> [Exercise task]: Your answer should be a single number: the count of lines containing the string "KPIs".

━━━━━━

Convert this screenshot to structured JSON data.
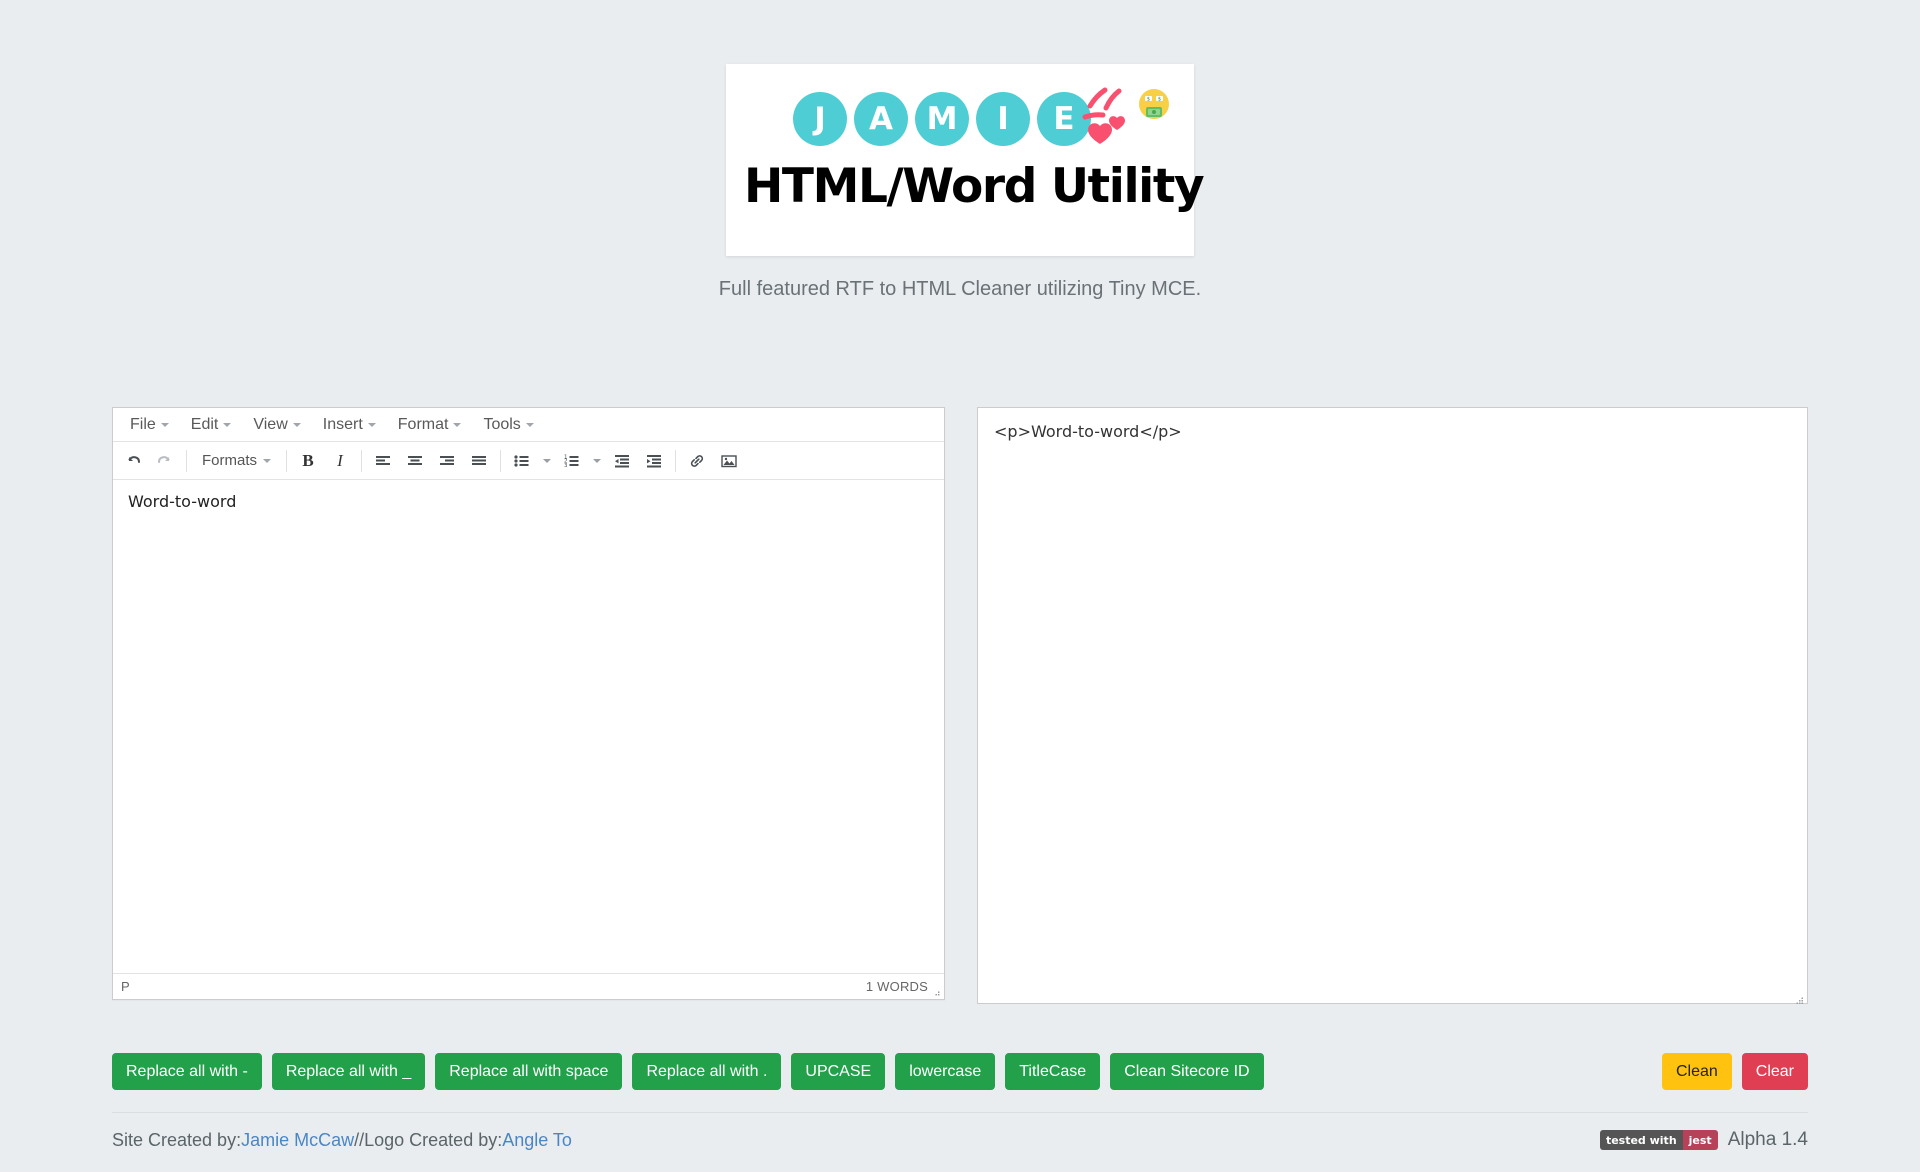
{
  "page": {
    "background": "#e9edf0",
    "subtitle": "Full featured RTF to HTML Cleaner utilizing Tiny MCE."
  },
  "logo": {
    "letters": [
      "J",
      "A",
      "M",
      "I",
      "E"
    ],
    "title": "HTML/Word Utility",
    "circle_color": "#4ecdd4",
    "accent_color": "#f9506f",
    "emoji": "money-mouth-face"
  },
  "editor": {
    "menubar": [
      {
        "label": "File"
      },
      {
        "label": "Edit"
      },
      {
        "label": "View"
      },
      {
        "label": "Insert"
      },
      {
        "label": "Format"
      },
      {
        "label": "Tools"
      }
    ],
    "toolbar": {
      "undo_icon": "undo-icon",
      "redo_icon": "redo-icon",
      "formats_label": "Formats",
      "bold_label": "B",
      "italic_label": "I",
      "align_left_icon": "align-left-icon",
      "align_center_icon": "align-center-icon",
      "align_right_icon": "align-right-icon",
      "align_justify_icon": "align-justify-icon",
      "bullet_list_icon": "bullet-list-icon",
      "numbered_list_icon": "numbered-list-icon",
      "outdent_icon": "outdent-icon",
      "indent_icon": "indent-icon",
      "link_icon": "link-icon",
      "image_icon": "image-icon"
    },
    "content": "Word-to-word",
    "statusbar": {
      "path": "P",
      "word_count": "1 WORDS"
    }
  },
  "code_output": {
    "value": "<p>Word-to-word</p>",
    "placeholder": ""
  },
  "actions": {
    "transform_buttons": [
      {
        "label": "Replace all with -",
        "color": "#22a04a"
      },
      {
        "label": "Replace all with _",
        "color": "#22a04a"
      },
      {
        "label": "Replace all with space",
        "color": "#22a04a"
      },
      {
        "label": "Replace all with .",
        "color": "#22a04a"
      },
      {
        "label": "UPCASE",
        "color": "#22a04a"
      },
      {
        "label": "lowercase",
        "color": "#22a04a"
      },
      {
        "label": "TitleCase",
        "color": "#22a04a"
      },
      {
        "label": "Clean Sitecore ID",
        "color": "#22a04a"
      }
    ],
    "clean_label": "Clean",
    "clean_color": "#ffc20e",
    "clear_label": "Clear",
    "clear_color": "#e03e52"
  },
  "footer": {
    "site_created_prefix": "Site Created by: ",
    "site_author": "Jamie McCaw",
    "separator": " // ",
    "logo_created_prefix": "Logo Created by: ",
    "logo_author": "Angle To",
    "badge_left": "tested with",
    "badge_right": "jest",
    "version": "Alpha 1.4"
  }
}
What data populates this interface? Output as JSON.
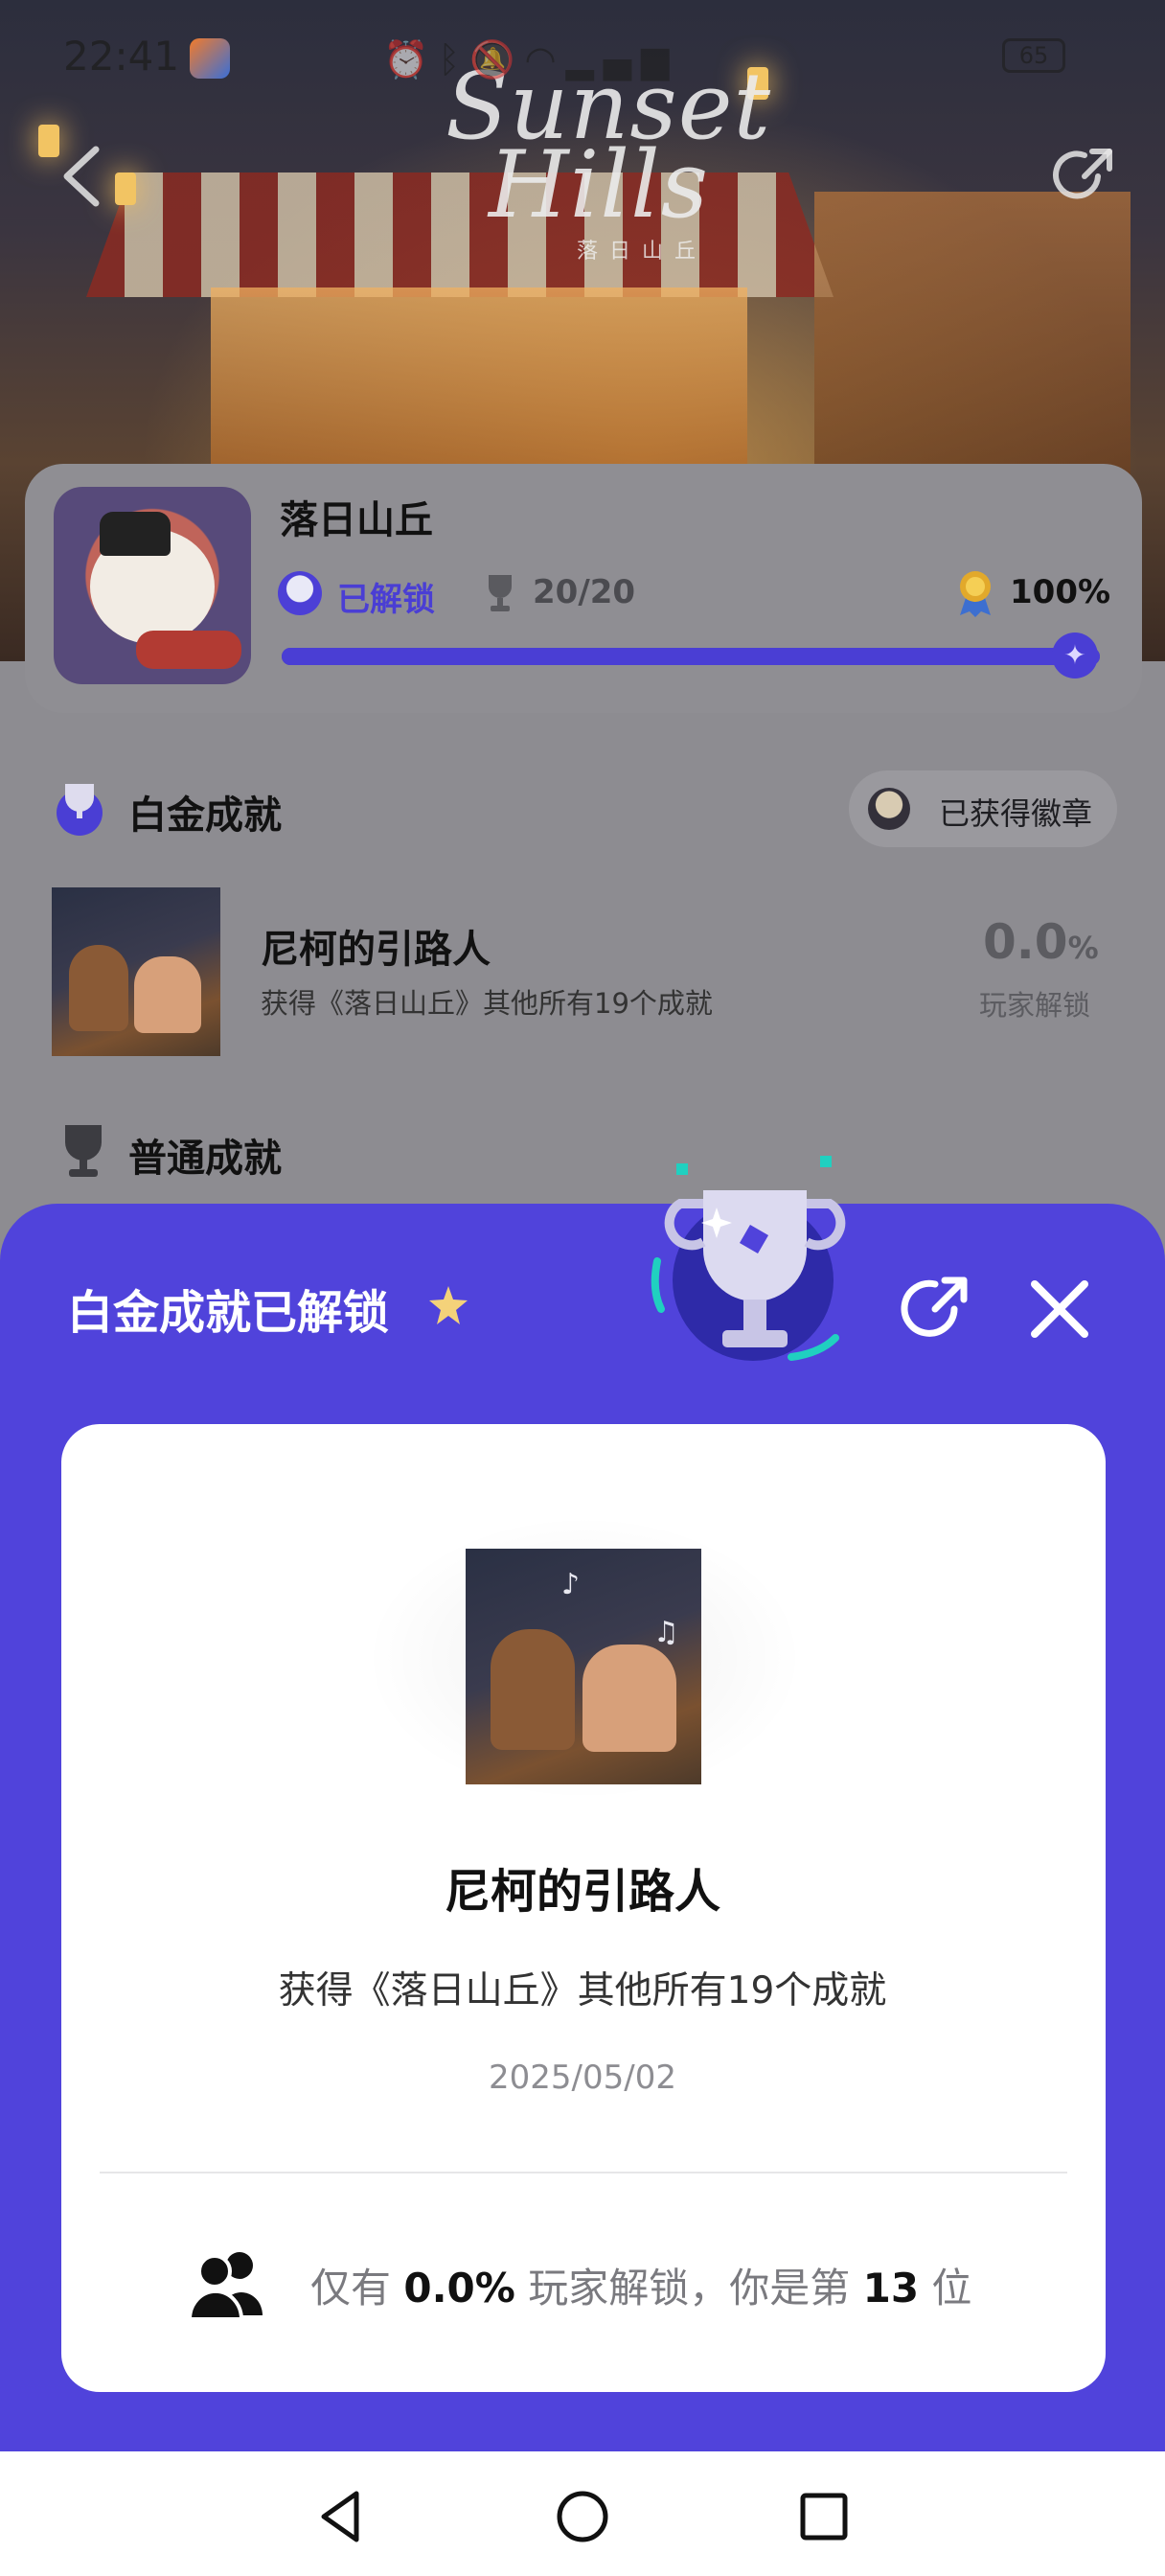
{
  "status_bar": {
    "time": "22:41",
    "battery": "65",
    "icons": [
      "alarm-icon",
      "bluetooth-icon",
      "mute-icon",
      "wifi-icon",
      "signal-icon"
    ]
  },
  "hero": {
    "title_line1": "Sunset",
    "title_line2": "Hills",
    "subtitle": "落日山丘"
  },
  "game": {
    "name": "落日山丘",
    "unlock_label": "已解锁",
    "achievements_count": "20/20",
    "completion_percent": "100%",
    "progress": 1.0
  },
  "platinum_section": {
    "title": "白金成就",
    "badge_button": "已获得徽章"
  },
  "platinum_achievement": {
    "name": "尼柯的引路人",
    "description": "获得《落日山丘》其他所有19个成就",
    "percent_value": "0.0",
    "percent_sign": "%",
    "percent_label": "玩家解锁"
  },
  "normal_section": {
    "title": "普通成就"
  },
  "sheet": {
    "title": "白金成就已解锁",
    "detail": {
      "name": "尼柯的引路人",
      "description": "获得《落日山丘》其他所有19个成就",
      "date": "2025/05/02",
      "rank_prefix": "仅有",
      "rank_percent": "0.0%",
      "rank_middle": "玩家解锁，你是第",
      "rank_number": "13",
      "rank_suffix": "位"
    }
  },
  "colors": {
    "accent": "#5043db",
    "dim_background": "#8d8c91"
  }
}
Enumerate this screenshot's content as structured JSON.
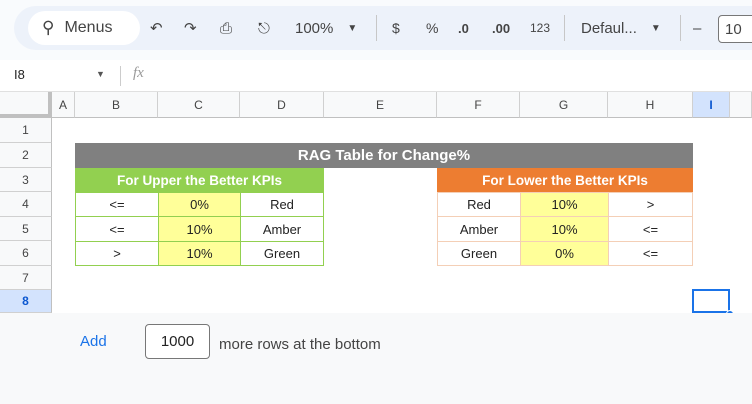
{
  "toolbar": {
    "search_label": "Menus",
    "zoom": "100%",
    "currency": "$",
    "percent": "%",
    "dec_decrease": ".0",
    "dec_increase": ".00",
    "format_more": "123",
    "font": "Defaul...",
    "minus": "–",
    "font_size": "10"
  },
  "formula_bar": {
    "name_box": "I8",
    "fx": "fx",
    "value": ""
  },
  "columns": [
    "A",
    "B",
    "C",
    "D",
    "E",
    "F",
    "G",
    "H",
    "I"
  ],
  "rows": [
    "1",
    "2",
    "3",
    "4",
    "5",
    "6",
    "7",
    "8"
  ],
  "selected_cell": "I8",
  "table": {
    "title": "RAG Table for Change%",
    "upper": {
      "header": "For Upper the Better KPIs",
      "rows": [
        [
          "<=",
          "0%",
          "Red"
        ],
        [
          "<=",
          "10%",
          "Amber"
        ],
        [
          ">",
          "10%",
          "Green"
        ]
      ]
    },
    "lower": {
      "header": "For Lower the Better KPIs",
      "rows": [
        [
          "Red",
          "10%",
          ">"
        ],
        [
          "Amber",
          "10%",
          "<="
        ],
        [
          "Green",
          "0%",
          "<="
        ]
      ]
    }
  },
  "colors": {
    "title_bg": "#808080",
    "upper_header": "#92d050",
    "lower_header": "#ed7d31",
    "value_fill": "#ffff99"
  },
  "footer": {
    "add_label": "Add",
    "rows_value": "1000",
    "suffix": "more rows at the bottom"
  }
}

━━━━━━

> [Answer to the exercise]: 2